[Data entries]

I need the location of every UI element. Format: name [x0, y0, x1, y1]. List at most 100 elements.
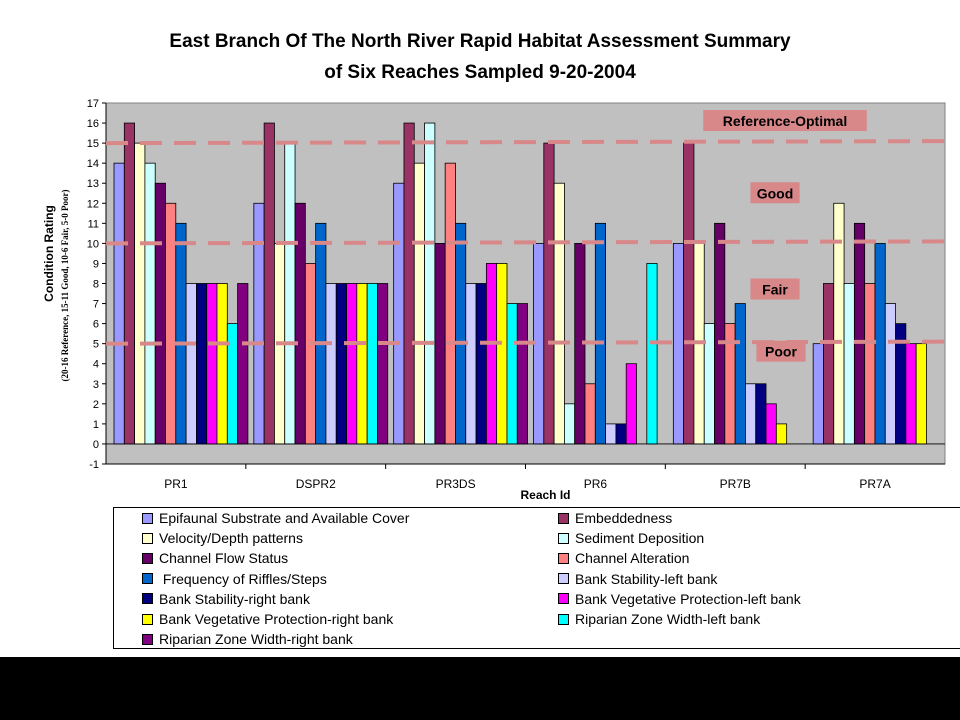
reference-line: [105, 139, 946, 146]
legend-label: Bank Stability-left bank: [575, 570, 718, 587]
legend-item: Sediment Deposition: [558, 530, 704, 546]
x-tick-label: PR7B: [720, 477, 751, 491]
bar: [113, 162, 125, 445]
bar: [444, 162, 456, 445]
y-tick-label: 4: [93, 359, 99, 371]
bar: [165, 202, 177, 445]
bar: [812, 343, 824, 445]
bar: [134, 142, 146, 445]
bar: [465, 283, 477, 445]
bar: [734, 303, 746, 445]
reference-line: [105, 239, 946, 246]
y-tick-label: 5: [93, 339, 99, 351]
bar: [237, 283, 249, 445]
legend-swatch: [142, 573, 153, 585]
bar: [605, 423, 617, 445]
bar: [403, 122, 415, 445]
legend-swatch: [558, 512, 569, 524]
bar: [584, 383, 596, 445]
legend-item: Epifaunal Substrate and Available Cover: [142, 510, 409, 526]
bar: [216, 283, 228, 445]
legend-item: Embeddedness: [558, 510, 672, 526]
zone-label-box: [750, 278, 800, 300]
legend-item: Riparian Zone Width-right bank: [142, 631, 353, 647]
bar: [553, 182, 565, 445]
legend-swatch: [558, 593, 569, 605]
legend-swatch: [558, 573, 569, 585]
legend-item: Bank Stability-left bank: [558, 571, 717, 587]
x-tick-label: PR1: [164, 477, 188, 491]
bar: [294, 202, 306, 445]
legend-item: Channel Alteration: [558, 550, 689, 566]
bar: [346, 283, 358, 445]
y-tick-label: 8: [93, 279, 99, 291]
chart-legend: Epifaunal Substrate and Available Cover E…: [113, 507, 960, 649]
bar: [413, 162, 425, 445]
x-axis-title: Reach Id: [520, 488, 570, 502]
y-tick-label: 0: [93, 439, 99, 451]
legend-swatch: [142, 532, 153, 544]
y-tick-label: 9: [93, 258, 99, 270]
legend-label: Frequency of Riffles/Steps: [159, 570, 327, 587]
y-tick-label: 7: [93, 299, 99, 311]
y-tick-label: 11: [88, 218, 99, 230]
bottom-black-band: [0, 657, 960, 720]
y-tick-label: 15: [87, 138, 99, 150]
legend-swatch: [558, 613, 569, 625]
bar: [683, 142, 695, 445]
x-tick-label: PR6: [584, 477, 608, 491]
bar: [714, 222, 726, 445]
bar: [263, 122, 275, 445]
y-tick-label: 17: [87, 98, 99, 110]
y-tick-label: 16: [87, 118, 99, 130]
zone-label: Reference-Optimal: [723, 113, 847, 129]
bar: [325, 283, 337, 445]
bar: [543, 142, 555, 445]
bar: [284, 142, 296, 445]
y-tick-label: 14: [87, 158, 99, 170]
bar: [884, 303, 896, 445]
zone-label-box: [703, 110, 867, 132]
bar: [672, 242, 685, 445]
bar: [253, 202, 265, 445]
legend-item: Riparian Zone Width-left bank: [558, 611, 760, 627]
legend-label: Embeddedness: [575, 510, 673, 526]
y-tick-label: -1: [89, 459, 99, 471]
bar: [434, 242, 446, 445]
legend-item: Bank Stability-right bank: [142, 591, 310, 607]
bar: [564, 403, 576, 445]
bar: [765, 403, 777, 445]
legend-label: Epifaunal Substrate and Available Cover: [159, 510, 410, 526]
bar: [755, 383, 767, 445]
bar: [304, 263, 317, 445]
chart-title-line1: East Branch Of The North River Rapid Hab…: [169, 31, 791, 52]
legend-item: Bank Vegetative Protection-right bank: [142, 611, 393, 627]
bar: [775, 423, 788, 445]
bar: [874, 242, 886, 445]
y-axis-title: Condition Rating: [42, 205, 56, 302]
bar: [915, 343, 927, 445]
bar: [625, 363, 637, 445]
legend-label: Sediment Deposition: [575, 530, 705, 547]
bar: [195, 283, 208, 445]
legend-item: Frequency of Riffles/Steps: [142, 571, 327, 587]
bar: [594, 222, 606, 445]
y-tick-label: 1: [93, 419, 99, 431]
x-tick-label: PR7A: [859, 477, 890, 491]
bar: [615, 423, 627, 445]
y-tick-label: 12: [87, 198, 99, 210]
legend-swatch: [142, 633, 153, 645]
bar: [424, 122, 436, 445]
bar: [154, 182, 166, 445]
y-tick-label: 2: [93, 399, 99, 411]
bar: [833, 202, 845, 445]
bar: [823, 283, 835, 445]
bar: [646, 263, 658, 445]
bar: [315, 222, 327, 445]
legend-label: Velocity/Depth patterns: [159, 530, 303, 547]
legend-label: Riparian Zone Width-right bank: [159, 631, 353, 648]
bar: [745, 383, 757, 445]
bar: [905, 343, 917, 445]
bar: [393, 182, 405, 445]
legend-label: Channel Alteration: [575, 550, 690, 567]
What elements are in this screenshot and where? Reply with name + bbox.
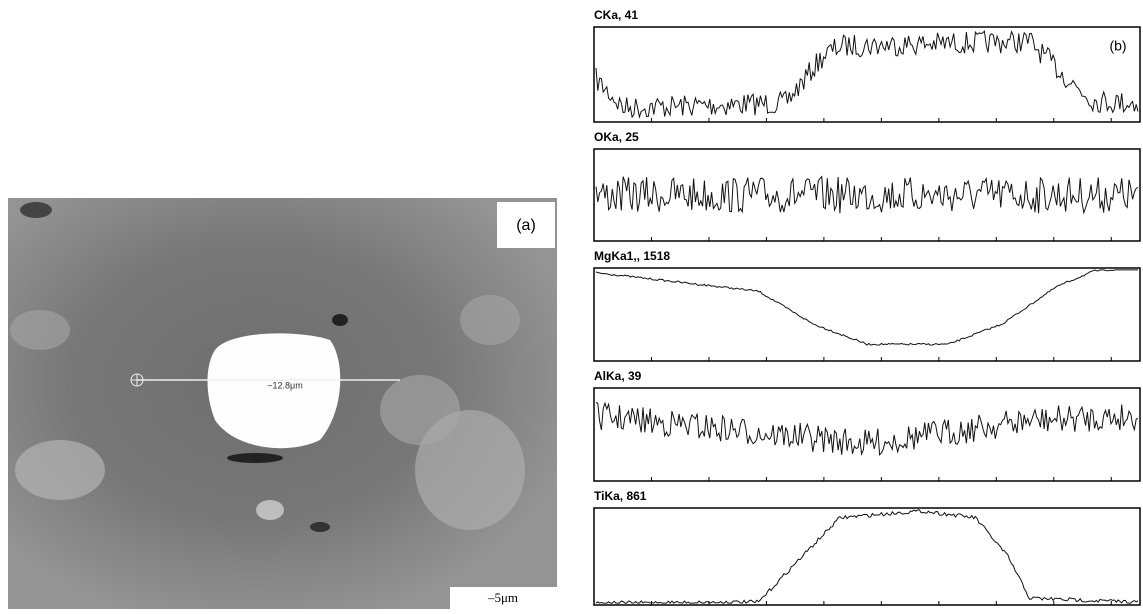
trace xyxy=(596,177,1138,214)
trace-label: MgKa1,, 1518 xyxy=(594,249,670,263)
trace-frame xyxy=(594,388,1140,481)
trace xyxy=(596,510,1138,603)
measure-label: ~12.8μm xyxy=(267,380,302,390)
figure: ~12.8μm (a) –5μm (b) CKa, 41 OKa, 25 MgKa1… xyxy=(0,0,1143,609)
trace-label: CKa, 41 xyxy=(594,8,638,22)
trace xyxy=(596,31,1138,117)
trace xyxy=(596,402,1138,455)
scale-bar-label: –5μm xyxy=(487,590,518,605)
sem-image: ~12.8μm (a) –5μm xyxy=(8,198,557,609)
panel-label: (b) xyxy=(1109,38,1126,54)
trace-label: TiKa, 861 xyxy=(594,489,647,503)
trace-label: AlKa, 39 xyxy=(594,369,642,383)
trace-frame xyxy=(594,508,1140,605)
trace xyxy=(596,270,1138,345)
panel-label: (a) xyxy=(516,217,536,234)
line-scans: (b) CKa, 41 OKa, 25 MgKa1,, 1518 AlKa, 39 Ti… xyxy=(594,8,1140,605)
trace-label: OKa, 25 xyxy=(594,130,639,144)
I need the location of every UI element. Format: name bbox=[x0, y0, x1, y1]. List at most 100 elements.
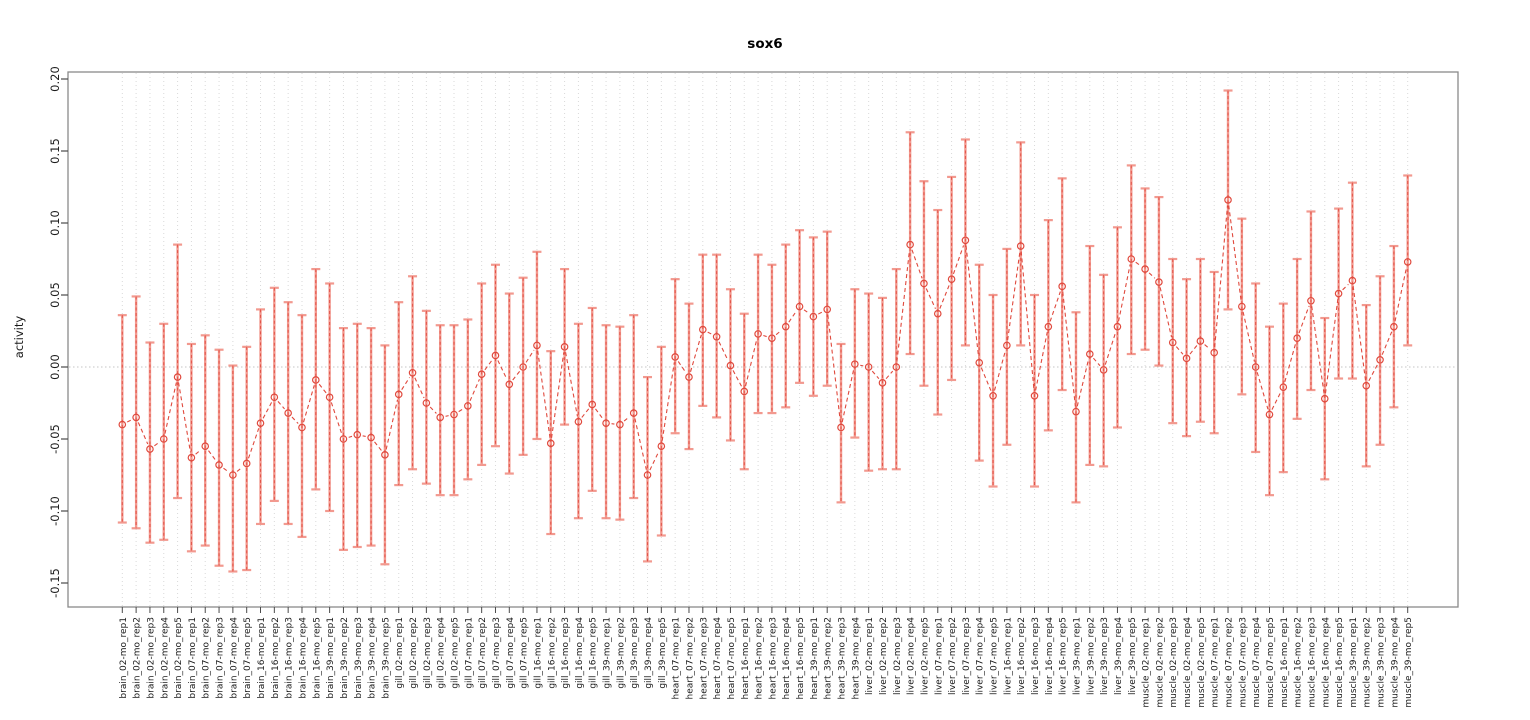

Set task:
Copy the lines again, substituting "legend-key" for every "legend-swatch" and leaving everything else unchanged. Omit the pictures.

Written solution:
I need the location of every UI element. Format: name [x0, y0, x1, y1]. List at most 100 elements.
reference-line: [105, 139, 946, 146]
legend-label: Bank Stability-left bank: [575, 570, 718, 587]
legend-item: Sediment Deposition: [558, 530, 704, 546]
x-tick-label: PR7B: [720, 477, 751, 491]
bar: [113, 162, 125, 445]
bar: [444, 162, 456, 445]
y-tick-label: 4: [93, 359, 99, 371]
bar: [165, 202, 177, 445]
bar: [812, 343, 824, 445]
bar: [134, 142, 146, 445]
bar: [465, 283, 477, 445]
bar: [734, 303, 746, 445]
reference-line: [105, 239, 946, 246]
y-tick-label: 5: [93, 339, 99, 351]
bar: [237, 283, 249, 445]
legend-key: [142, 573, 153, 585]
bar: [605, 423, 617, 445]
bar: [403, 122, 415, 445]
legend-key: [558, 512, 569, 524]
bar: [584, 383, 596, 445]
legend-item: Epifaunal Substrate and Available Cover: [142, 510, 409, 526]
bar: [216, 283, 228, 445]
legend-item: Embeddedness: [558, 510, 672, 526]
zone-label-box: [750, 278, 800, 300]
legend-item: Riparian Zone Width-right bank: [142, 631, 353, 647]
bar: [553, 182, 565, 445]
legend-key: [558, 593, 569, 605]
legend-key: [558, 573, 569, 585]
legend-item: Bank Stability-left bank: [558, 571, 717, 587]
x-tick-label: PR1: [164, 477, 188, 491]
bar: [294, 202, 306, 445]
legend-item: Channel Alteration: [558, 550, 689, 566]
bar: [346, 283, 358, 445]
y-tick-label: 8: [93, 279, 99, 291]
chart-legend: Epifaunal Substrate and Available Cover E…: [113, 507, 960, 649]
bar: [413, 162, 425, 445]
x-axis-title: Reach Id: [520, 488, 570, 502]
y-tick-label: 0: [93, 439, 99, 451]
legend-key: [142, 532, 153, 544]
y-tick-label: 9: [93, 258, 99, 270]
legend-label: Frequency of Riffles/Steps: [159, 570, 327, 587]
y-tick-label: 7: [93, 299, 99, 311]
y-tick-label: 11: [88, 218, 99, 230]
bottom-black-band: [0, 657, 960, 720]
y-tick-label: 15: [87, 138, 99, 150]
legend-key: [558, 613, 569, 625]
bar: [683, 142, 695, 445]
x-tick-label: PR6: [584, 477, 608, 491]
bar: [714, 222, 726, 445]
bar: [263, 122, 275, 445]
y-tick-label: 17: [87, 98, 99, 110]
y-tick-label: 16: [87, 118, 99, 130]
zone-label: Reference-Optimal: [723, 113, 847, 129]
bar: [325, 283, 337, 445]
bar: [543, 142, 555, 445]
bar: [284, 142, 296, 445]
y-tick-label: 14: [87, 158, 99, 170]
bar: [884, 303, 896, 445]
zone-label-box: [703, 110, 867, 132]
bar: [672, 242, 685, 445]
bar: [253, 202, 265, 445]
legend-item: Riparian Zone Width-left bank: [558, 611, 760, 627]
legend-label: Embeddedness: [575, 510, 673, 526]
y-tick-label: -1: [89, 459, 99, 471]
bar: [434, 242, 446, 445]
legend-item: Bank Stability-right bank: [142, 591, 310, 607]
bar: [564, 403, 576, 445]
bar: [765, 403, 777, 445]
legend-label: Epifaunal Substrate and Available Cover: [159, 510, 410, 526]
bar: [755, 383, 767, 445]
bar: [304, 263, 317, 445]
chart-title-line1: East Branch Of The North River Rapid Hab…: [169, 31, 791, 52]
legend-item: Bank Vegetative Protection-right bank: [142, 611, 393, 627]
bar: [775, 423, 788, 445]
bar: [874, 242, 886, 445]
y-axis-title: Condition Rating: [42, 205, 56, 302]
bar: [915, 343, 927, 445]
bar: [625, 363, 637, 445]
legend-label: Sediment Deposition: [575, 530, 705, 547]
bar: [195, 283, 208, 445]
legend-item: Frequency of Riffles/Steps: [142, 571, 327, 587]
bar: [594, 222, 606, 445]
y-tick-label: 1: [93, 419, 99, 431]
x-tick-label: PR7A: [859, 477, 890, 491]
bar: [615, 423, 627, 445]
y-tick-label: 12: [87, 198, 99, 210]
legend-key: [142, 633, 153, 645]
bar: [424, 122, 436, 445]
bar: [154, 182, 166, 445]
y-tick-label: 2: [93, 399, 99, 411]
bar: [833, 202, 845, 445]
bar: [823, 283, 835, 445]
bar: [646, 263, 658, 445]
bar: [315, 222, 327, 445]
legend-label: Velocity/Depth patterns: [159, 530, 303, 547]
legend-label: Riparian Zone Width-right bank: [159, 631, 353, 648]
bar: [745, 383, 757, 445]
bar: [905, 343, 917, 445]
bar: [393, 182, 405, 445]
legend-label: Channel Alteration: [575, 550, 690, 567]
What elements are in this screenshot and where? Reply with name + bbox.
trace xyxy=(596,177,1138,214)
trace-label: MgKa1,, 1518 xyxy=(594,249,670,263)
trace-frame xyxy=(594,388,1140,481)
trace xyxy=(596,510,1138,603)
measure-label: ~12.8μm xyxy=(267,380,302,390)
figure: ~12.8μm (a) –5μm (b) CKa, 41 OKa, 25 MgKa1… xyxy=(0,0,1143,609)
trace-label: CKa, 41 xyxy=(594,8,638,22)
trace xyxy=(596,31,1138,117)
trace xyxy=(596,402,1138,455)
scale-bar-label: –5μm xyxy=(487,590,518,605)
sem-image: ~12.8μm (a) –5μm xyxy=(8,198,557,609)
panel-label: (b) xyxy=(1109,38,1126,54)
trace-label: TiKa, 861 xyxy=(594,489,647,503)
trace-label: AlKa, 39 xyxy=(594,369,642,383)
trace-frame xyxy=(594,508,1140,605)
trace xyxy=(596,270,1138,345)
panel-label: (a) xyxy=(516,217,536,234)
line-scans: (b) CKa, 41 OKa, 25 MgKa1,, 1518 AlKa, 39 Ti… xyxy=(594,8,1140,605)
trace-label: OKa, 25 xyxy=(594,130,639,144)
I need the location of every UI element. Format: name bbox=[x0, y0, x1, y1]. List at most 100 elements.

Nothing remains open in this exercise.